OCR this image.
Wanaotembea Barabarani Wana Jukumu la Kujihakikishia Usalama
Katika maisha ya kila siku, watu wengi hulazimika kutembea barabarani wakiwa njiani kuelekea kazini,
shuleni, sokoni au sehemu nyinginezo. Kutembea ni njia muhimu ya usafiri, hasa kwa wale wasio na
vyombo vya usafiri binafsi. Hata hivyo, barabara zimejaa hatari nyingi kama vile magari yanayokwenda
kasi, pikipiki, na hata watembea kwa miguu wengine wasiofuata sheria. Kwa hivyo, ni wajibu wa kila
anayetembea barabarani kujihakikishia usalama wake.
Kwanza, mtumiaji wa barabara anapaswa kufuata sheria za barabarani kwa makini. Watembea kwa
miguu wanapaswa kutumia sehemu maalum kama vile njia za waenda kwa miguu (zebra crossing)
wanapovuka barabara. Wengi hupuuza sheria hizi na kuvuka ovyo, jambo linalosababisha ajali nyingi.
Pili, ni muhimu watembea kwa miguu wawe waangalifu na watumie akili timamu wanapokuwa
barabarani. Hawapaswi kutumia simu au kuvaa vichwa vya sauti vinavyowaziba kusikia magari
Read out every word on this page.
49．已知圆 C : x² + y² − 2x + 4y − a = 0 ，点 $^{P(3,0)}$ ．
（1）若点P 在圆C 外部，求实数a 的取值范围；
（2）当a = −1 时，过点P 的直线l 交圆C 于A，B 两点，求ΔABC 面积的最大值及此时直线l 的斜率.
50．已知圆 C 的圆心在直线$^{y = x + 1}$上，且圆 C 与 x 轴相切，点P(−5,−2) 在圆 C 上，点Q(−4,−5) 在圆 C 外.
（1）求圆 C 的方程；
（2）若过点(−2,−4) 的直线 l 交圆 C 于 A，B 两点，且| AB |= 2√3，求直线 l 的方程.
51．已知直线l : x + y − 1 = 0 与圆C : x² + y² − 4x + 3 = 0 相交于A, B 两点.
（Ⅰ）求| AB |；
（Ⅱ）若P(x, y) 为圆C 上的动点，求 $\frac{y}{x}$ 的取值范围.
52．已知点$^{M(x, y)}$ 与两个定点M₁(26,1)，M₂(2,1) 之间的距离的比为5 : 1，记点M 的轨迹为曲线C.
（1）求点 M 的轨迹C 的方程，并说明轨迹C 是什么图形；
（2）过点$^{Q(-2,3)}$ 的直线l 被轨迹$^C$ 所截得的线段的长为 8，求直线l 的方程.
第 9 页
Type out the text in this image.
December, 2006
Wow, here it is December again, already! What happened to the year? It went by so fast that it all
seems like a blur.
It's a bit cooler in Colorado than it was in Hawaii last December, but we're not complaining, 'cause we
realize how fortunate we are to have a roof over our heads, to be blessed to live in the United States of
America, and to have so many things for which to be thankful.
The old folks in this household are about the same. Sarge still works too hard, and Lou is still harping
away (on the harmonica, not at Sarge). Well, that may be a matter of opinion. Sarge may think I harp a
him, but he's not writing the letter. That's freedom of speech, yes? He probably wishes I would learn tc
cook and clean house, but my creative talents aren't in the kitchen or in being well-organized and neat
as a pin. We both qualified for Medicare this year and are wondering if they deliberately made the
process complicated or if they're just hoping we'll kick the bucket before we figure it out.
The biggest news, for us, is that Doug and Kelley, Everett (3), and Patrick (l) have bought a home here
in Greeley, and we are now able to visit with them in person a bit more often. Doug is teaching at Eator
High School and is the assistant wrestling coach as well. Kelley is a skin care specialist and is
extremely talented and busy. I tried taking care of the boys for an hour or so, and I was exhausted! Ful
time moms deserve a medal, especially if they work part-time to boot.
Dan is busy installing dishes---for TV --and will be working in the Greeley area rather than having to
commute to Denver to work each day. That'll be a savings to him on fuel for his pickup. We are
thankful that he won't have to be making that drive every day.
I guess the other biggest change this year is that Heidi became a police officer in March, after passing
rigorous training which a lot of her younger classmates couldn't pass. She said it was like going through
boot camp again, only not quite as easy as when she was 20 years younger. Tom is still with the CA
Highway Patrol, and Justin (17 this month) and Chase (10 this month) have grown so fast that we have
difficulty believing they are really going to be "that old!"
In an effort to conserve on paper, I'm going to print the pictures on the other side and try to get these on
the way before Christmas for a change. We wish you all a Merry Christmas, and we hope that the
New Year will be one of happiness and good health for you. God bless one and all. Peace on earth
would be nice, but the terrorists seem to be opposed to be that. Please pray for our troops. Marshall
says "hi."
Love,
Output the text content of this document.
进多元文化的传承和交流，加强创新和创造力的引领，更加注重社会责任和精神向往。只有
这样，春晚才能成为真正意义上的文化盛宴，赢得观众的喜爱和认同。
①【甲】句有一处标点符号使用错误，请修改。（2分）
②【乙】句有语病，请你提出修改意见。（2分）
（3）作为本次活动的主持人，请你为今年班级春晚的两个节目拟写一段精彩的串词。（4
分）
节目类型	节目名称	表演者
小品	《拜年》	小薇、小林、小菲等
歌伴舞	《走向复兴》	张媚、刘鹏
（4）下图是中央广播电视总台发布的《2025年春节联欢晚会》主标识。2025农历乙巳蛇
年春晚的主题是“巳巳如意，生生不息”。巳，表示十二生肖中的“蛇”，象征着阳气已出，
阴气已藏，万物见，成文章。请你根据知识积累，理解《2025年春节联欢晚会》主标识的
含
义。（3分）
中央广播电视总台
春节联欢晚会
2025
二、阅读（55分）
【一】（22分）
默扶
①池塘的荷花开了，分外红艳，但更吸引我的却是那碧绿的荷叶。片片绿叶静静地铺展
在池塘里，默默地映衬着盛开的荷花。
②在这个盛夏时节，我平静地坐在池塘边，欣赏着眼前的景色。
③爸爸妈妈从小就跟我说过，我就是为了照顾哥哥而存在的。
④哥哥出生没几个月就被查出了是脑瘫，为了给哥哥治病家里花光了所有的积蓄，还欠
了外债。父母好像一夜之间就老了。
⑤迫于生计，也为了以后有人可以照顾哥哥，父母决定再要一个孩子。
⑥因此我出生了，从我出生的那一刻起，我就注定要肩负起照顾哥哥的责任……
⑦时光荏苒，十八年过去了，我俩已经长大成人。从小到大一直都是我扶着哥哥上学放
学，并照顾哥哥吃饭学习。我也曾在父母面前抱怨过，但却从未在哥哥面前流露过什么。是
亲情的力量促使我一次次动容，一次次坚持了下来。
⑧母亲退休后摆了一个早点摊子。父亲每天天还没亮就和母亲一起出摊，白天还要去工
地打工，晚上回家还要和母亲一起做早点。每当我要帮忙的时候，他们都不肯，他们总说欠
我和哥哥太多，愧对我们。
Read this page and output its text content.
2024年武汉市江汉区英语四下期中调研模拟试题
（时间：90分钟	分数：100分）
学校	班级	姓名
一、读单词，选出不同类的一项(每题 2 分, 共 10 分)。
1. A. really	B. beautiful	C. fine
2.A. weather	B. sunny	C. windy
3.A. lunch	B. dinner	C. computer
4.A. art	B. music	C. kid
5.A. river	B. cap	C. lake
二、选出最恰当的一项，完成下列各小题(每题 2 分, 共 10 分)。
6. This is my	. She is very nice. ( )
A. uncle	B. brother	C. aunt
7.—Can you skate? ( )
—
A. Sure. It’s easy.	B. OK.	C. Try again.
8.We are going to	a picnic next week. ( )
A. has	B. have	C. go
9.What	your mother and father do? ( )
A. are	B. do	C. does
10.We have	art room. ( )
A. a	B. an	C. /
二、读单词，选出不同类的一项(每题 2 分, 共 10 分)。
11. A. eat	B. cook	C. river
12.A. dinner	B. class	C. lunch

++++++++

=== WHAT YOU SHOULD DO ===
Where a line of the records above holds the word "every", copy that line.

=== ANSWER TO THE EXERCISE ===
Read out every word on this page.
thankful that he won't have to be making that drive every day.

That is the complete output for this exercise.